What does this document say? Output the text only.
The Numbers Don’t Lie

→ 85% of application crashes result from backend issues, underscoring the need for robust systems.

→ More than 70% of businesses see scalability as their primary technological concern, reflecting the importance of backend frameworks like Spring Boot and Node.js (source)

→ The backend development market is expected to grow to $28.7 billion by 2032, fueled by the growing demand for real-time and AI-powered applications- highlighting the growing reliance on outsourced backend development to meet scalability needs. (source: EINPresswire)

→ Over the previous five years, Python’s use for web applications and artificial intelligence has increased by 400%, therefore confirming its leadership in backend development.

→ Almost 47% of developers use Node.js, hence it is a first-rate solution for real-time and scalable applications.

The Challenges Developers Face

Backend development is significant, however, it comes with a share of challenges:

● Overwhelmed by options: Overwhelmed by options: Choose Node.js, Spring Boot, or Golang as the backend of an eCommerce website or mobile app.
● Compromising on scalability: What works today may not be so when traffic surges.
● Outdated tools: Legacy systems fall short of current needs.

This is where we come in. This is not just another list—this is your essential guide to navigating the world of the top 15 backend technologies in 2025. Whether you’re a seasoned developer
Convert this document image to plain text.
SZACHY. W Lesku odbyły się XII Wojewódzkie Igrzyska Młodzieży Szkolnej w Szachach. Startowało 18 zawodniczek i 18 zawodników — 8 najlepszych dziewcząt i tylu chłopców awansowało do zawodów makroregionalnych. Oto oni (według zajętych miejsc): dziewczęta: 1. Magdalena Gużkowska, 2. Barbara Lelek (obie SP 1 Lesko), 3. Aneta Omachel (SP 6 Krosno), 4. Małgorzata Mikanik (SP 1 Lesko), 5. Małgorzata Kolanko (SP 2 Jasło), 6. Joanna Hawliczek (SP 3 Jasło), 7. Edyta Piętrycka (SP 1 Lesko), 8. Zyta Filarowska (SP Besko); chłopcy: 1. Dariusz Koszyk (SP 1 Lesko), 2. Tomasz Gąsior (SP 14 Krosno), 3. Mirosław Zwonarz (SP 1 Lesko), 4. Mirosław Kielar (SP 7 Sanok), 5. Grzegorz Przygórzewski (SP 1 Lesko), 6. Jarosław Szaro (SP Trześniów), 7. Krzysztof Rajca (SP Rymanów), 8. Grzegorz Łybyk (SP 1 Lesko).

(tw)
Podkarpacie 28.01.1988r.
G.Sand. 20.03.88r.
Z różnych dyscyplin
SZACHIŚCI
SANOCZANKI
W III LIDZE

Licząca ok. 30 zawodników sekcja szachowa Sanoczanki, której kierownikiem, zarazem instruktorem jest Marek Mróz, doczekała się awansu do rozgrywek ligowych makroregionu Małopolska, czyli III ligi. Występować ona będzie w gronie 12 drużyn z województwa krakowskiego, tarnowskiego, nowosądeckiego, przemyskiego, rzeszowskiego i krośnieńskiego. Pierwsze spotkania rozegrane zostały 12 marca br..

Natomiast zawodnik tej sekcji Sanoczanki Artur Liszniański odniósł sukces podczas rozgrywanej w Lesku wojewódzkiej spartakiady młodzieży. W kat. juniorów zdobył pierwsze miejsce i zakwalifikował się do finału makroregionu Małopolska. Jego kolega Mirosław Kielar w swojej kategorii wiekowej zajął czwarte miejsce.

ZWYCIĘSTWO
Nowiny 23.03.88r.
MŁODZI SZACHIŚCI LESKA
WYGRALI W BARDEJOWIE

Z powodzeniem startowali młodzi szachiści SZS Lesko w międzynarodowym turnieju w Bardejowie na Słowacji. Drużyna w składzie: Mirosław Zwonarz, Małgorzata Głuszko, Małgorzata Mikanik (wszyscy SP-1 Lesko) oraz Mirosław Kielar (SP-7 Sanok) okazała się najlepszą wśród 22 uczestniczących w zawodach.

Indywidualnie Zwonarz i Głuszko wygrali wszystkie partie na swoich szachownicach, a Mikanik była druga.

########

Read the entries above, then pull out the lines that include "real".

**SOLUTION TO THIS TASK:**
→ The backend development market is expected to grow to $28.7 billion by 2032, fueled by the growing demand for real-time and AI-powered applications- highlighting the growing reliance on outsourced backend development to meet scalability needs. (source: EINPresswire)
→ Almost 47% of developers use Node.js, hence it is a first-rate solution for real-time and scalable applications.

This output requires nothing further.